Dataset excerpt:
____________
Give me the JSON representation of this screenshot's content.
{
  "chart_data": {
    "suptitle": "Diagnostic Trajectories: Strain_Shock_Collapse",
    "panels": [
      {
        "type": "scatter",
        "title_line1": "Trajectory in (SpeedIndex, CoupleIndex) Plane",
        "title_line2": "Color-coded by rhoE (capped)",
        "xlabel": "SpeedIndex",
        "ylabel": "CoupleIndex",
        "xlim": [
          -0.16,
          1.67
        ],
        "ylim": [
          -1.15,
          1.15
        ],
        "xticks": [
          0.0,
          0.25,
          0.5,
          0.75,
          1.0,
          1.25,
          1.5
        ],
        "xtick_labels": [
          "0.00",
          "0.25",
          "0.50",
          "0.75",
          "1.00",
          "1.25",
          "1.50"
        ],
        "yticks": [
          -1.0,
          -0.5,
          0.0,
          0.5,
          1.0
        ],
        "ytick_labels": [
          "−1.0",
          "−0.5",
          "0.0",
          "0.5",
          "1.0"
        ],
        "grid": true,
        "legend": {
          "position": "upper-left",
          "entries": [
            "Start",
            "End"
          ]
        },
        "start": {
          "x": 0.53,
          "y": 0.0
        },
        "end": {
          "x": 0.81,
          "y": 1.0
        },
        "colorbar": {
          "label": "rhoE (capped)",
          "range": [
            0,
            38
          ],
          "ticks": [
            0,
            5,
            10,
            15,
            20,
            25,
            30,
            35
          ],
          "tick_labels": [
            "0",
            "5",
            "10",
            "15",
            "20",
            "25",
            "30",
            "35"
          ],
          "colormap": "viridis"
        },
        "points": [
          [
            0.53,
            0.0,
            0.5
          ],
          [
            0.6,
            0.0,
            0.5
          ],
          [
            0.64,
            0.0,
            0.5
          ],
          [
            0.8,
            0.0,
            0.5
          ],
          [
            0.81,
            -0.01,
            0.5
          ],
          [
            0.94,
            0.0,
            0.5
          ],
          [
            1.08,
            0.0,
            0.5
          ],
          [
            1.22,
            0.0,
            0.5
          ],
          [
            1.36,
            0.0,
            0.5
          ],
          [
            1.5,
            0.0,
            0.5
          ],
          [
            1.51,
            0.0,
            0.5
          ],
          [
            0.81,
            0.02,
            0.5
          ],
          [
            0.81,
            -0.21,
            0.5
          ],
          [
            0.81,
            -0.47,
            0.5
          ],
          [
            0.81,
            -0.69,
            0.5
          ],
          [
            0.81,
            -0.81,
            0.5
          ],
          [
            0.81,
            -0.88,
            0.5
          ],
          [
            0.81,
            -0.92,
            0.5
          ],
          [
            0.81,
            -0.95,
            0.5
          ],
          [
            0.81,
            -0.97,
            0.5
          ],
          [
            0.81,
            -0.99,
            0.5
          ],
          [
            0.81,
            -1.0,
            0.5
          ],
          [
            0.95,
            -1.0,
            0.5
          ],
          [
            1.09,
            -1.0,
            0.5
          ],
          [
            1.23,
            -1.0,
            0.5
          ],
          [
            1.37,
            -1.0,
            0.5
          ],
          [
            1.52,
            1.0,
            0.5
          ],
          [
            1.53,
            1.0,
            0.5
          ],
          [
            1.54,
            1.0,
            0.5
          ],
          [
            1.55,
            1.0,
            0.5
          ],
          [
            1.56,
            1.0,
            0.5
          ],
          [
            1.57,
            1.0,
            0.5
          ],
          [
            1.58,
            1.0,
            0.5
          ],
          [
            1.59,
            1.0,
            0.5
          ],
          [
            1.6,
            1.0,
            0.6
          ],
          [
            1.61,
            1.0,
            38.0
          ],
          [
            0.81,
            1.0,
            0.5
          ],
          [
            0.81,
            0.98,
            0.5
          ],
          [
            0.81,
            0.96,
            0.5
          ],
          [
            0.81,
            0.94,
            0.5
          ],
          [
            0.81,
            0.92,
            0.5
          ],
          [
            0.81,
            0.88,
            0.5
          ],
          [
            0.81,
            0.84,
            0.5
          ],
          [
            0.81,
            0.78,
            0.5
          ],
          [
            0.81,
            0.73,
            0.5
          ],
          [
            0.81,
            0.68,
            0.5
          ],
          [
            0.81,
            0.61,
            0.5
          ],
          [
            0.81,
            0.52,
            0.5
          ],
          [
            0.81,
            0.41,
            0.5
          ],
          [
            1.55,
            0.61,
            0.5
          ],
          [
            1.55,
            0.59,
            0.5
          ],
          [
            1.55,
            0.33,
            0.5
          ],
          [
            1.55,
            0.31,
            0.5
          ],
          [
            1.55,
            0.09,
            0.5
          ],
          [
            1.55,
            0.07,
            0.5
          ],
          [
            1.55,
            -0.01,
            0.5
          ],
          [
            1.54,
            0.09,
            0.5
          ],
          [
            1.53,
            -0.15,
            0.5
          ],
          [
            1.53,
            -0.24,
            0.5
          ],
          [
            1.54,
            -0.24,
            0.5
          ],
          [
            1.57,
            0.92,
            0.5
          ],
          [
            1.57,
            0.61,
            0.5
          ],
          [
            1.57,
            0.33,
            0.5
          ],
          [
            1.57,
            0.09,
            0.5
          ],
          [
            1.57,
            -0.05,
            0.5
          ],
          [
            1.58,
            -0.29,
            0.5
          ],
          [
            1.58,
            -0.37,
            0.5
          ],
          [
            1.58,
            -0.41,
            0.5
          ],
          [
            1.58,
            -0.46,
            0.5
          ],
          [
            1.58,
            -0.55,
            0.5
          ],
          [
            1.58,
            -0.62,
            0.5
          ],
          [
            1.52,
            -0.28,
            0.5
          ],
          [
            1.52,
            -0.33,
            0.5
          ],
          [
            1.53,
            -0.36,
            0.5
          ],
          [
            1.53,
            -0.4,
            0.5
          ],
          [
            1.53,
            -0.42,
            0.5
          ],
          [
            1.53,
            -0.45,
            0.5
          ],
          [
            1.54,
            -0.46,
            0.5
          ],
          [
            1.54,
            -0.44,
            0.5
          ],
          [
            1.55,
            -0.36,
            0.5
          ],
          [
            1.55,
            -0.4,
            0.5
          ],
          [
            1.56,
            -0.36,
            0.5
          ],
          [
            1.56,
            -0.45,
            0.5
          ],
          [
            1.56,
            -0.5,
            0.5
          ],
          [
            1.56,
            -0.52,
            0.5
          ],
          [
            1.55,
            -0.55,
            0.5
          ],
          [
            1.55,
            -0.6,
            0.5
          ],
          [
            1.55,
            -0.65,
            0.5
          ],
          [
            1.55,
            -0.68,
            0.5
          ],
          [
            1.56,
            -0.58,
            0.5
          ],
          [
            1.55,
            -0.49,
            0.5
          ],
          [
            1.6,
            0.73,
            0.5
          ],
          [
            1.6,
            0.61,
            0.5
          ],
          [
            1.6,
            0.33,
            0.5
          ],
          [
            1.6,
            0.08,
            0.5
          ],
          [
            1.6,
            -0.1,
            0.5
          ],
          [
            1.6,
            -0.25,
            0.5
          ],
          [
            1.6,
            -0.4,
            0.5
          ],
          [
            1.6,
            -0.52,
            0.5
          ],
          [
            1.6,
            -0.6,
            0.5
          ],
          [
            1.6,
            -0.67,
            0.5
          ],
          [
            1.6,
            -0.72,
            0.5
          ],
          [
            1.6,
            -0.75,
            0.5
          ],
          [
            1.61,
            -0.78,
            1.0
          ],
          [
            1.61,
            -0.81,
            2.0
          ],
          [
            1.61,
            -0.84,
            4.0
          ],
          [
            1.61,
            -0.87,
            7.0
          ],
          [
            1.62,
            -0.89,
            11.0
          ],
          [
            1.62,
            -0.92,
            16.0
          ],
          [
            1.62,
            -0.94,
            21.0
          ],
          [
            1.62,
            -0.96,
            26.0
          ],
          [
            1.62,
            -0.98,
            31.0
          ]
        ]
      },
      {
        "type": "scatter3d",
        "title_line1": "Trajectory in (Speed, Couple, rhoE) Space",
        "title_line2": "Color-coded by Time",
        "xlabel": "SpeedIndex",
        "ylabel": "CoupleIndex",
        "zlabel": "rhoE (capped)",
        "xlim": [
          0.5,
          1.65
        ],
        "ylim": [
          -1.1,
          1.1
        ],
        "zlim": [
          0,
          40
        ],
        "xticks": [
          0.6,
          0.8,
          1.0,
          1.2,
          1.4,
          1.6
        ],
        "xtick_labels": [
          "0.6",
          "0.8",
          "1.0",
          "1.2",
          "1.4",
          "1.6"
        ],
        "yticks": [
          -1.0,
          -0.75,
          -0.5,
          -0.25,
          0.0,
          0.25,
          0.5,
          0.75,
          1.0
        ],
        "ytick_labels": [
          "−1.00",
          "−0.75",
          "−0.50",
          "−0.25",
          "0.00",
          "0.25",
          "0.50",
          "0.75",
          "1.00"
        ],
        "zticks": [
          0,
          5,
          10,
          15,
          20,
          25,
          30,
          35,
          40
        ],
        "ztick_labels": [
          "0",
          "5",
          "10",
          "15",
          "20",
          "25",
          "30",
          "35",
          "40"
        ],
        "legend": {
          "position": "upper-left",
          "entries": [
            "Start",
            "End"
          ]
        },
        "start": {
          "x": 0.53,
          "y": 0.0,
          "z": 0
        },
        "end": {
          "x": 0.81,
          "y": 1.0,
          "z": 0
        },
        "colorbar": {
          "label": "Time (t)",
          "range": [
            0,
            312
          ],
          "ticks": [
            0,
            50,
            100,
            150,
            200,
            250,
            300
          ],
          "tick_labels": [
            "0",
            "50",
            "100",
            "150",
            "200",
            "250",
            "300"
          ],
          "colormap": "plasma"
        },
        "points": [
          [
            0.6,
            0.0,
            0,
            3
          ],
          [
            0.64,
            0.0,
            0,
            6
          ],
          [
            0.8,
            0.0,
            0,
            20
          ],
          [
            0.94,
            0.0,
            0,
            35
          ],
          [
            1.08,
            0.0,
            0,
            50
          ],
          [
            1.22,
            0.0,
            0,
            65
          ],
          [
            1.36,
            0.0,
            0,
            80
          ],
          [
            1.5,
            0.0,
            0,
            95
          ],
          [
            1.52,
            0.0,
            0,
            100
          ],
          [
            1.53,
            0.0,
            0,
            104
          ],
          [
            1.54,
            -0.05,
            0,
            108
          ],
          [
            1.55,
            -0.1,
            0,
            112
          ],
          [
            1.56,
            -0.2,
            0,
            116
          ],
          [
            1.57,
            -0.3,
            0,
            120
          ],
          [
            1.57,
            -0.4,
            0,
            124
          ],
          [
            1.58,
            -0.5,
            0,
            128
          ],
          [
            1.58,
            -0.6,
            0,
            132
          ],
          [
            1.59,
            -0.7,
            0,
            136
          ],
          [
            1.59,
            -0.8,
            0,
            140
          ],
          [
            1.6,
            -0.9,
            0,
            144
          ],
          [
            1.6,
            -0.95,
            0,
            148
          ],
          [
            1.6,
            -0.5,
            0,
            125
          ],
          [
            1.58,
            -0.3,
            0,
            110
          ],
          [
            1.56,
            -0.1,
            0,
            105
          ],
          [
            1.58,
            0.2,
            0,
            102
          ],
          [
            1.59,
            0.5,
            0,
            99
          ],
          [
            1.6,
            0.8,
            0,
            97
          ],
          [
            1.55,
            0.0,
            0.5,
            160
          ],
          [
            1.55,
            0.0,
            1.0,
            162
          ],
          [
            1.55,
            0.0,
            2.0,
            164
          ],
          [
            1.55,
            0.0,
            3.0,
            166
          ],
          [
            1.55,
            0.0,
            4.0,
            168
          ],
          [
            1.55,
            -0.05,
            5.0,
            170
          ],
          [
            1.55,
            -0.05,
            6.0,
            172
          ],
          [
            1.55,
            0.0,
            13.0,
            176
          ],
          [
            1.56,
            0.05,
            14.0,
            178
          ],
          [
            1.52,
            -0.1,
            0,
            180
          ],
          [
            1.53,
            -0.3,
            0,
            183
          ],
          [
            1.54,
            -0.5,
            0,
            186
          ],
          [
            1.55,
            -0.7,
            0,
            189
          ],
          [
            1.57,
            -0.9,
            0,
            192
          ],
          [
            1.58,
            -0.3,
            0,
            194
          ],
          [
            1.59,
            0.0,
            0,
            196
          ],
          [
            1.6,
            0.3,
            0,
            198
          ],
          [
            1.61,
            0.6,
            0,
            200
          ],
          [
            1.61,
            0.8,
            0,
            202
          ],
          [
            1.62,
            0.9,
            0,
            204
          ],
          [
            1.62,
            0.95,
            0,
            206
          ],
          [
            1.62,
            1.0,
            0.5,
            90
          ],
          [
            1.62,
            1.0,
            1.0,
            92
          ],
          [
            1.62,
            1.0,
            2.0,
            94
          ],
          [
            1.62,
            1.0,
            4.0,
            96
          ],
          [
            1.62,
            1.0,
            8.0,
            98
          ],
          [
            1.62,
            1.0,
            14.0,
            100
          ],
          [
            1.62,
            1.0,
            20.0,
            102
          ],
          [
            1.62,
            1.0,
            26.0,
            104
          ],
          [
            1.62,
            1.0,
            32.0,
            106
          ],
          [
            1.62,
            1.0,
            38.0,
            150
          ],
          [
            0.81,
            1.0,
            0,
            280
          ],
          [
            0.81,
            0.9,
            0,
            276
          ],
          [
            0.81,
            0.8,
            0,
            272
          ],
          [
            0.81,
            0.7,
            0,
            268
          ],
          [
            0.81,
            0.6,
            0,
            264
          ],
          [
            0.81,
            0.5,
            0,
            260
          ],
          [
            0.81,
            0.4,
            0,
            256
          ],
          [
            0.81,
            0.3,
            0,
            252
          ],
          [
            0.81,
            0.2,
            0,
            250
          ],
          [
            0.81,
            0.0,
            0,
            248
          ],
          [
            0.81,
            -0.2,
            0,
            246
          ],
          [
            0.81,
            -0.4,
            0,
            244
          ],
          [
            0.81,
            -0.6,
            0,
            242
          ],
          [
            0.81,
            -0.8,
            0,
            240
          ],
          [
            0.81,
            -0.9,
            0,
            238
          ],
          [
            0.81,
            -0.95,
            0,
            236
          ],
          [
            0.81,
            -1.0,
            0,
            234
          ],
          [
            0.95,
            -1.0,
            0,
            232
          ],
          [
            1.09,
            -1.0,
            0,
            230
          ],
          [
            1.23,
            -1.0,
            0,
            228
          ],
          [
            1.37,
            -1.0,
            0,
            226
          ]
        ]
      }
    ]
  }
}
____________
■ What is needed
Give the number of lines in the records above that contain the word "Trajectory". Reply with that number alone.

■ Problem solution
2